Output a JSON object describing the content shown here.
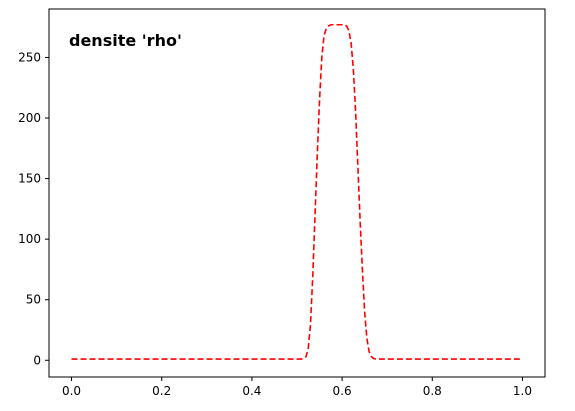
{
  "chart_data": {
    "type": "line",
    "annotation": "densite 'rho'",
    "xlim": [
      -0.05,
      1.05
    ],
    "ylim": [
      -13.8,
      290
    ],
    "x_ticks": [
      0.0,
      0.2,
      0.4,
      0.6,
      0.8,
      1.0
    ],
    "x_tick_labels": [
      "0.0",
      "0.2",
      "0.4",
      "0.6",
      "0.8",
      "1.0"
    ],
    "y_ticks": [
      0,
      50,
      100,
      150,
      200,
      250
    ],
    "y_tick_labels": [
      "0",
      "50",
      "100",
      "150",
      "200",
      "250"
    ],
    "grid": false,
    "series": [
      {
        "color": "#ff0000",
        "line_style": "dashed",
        "x": [
          0.0,
          0.1,
          0.2,
          0.3,
          0.4,
          0.5,
          0.51,
          0.52,
          0.525,
          0.53,
          0.535,
          0.54,
          0.545,
          0.55,
          0.555,
          0.56,
          0.565,
          0.57,
          0.575,
          0.58,
          0.59,
          0.6,
          0.61,
          0.615,
          0.62,
          0.625,
          0.63,
          0.635,
          0.64,
          0.645,
          0.65,
          0.655,
          0.66,
          0.665,
          0.67,
          0.675,
          0.68,
          0.7,
          0.8,
          0.9,
          1.0
        ],
        "y": [
          1,
          1,
          1,
          1,
          1,
          1,
          1,
          3,
          10,
          30,
          70,
          120,
          170,
          215,
          250,
          268,
          274,
          276,
          277,
          277,
          277,
          277,
          276,
          272,
          262,
          240,
          205,
          160,
          115,
          75,
          40,
          18,
          7,
          3,
          1.5,
          1,
          1,
          1,
          1,
          1,
          1
        ]
      }
    ]
  }
}
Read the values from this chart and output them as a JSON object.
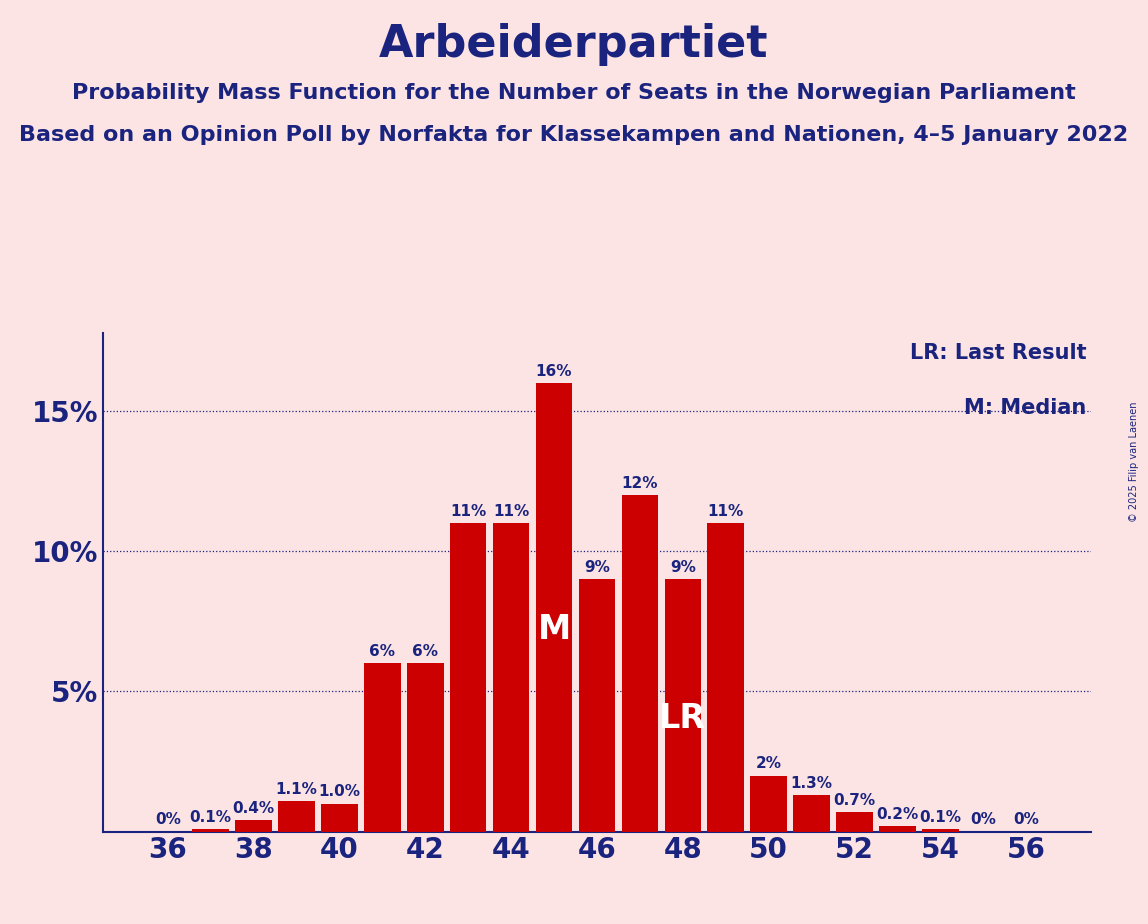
{
  "title": "Arbeiderpartiet",
  "subtitle1": "Probability Mass Function for the Number of Seats in the Norwegian Parliament",
  "subtitle2": "Based on an Opinion Poll by Norfakta for Klassekampen and Nationen, 4–5 January 2022",
  "copyright": "© 2025 Filip van Laenen",
  "background_color": "#fce4e4",
  "bar_color": "#cc0000",
  "title_color": "#1a237e",
  "axis_color": "#1a237e",
  "seats": [
    36,
    37,
    38,
    39,
    40,
    41,
    42,
    43,
    44,
    45,
    46,
    47,
    48,
    49,
    50,
    51,
    52,
    53,
    54,
    55,
    56
  ],
  "probabilities": [
    0.0,
    0.1,
    0.4,
    1.1,
    1.0,
    6.0,
    6.0,
    11.0,
    11.0,
    16.0,
    9.0,
    12.0,
    9.0,
    11.0,
    2.0,
    1.3,
    0.7,
    0.2,
    0.1,
    0.0,
    0.0
  ],
  "labels": [
    "0%",
    "0.1%",
    "0.4%",
    "1.1%",
    "1.0%",
    "6%",
    "6%",
    "11%",
    "11%",
    "16%",
    "9%",
    "12%",
    "9%",
    "11%",
    "2%",
    "1.3%",
    "0.7%",
    "0.2%",
    "0.1%",
    "0%",
    "0%"
  ],
  "median_seat": 45,
  "lr_seat": 48,
  "xtick_seats": [
    36,
    38,
    40,
    42,
    44,
    46,
    48,
    50,
    52,
    54,
    56
  ],
  "ytick_labels": [
    "",
    "5%",
    "10%",
    "15%"
  ],
  "ytick_vals": [
    0,
    5,
    10,
    15
  ],
  "legend_lr": "LR: Last Result",
  "legend_m": "M: Median",
  "grid_color": "#1a237e",
  "label_color_dark": "#1a237e",
  "label_color_white": "#ffffff",
  "xlim": [
    34.5,
    57.5
  ],
  "ylim": [
    0,
    17.8
  ],
  "title_fontsize": 32,
  "subtitle_fontsize": 16,
  "tick_fontsize": 20,
  "label_fontsize": 11,
  "legend_fontsize": 15,
  "median_label_fontsize": 24,
  "lr_label_fontsize": 24
}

▶ _PROMPT_
Tally the lines containing "JSON". Provide the number without any other words.

▶ _FINAL ANSWER_
2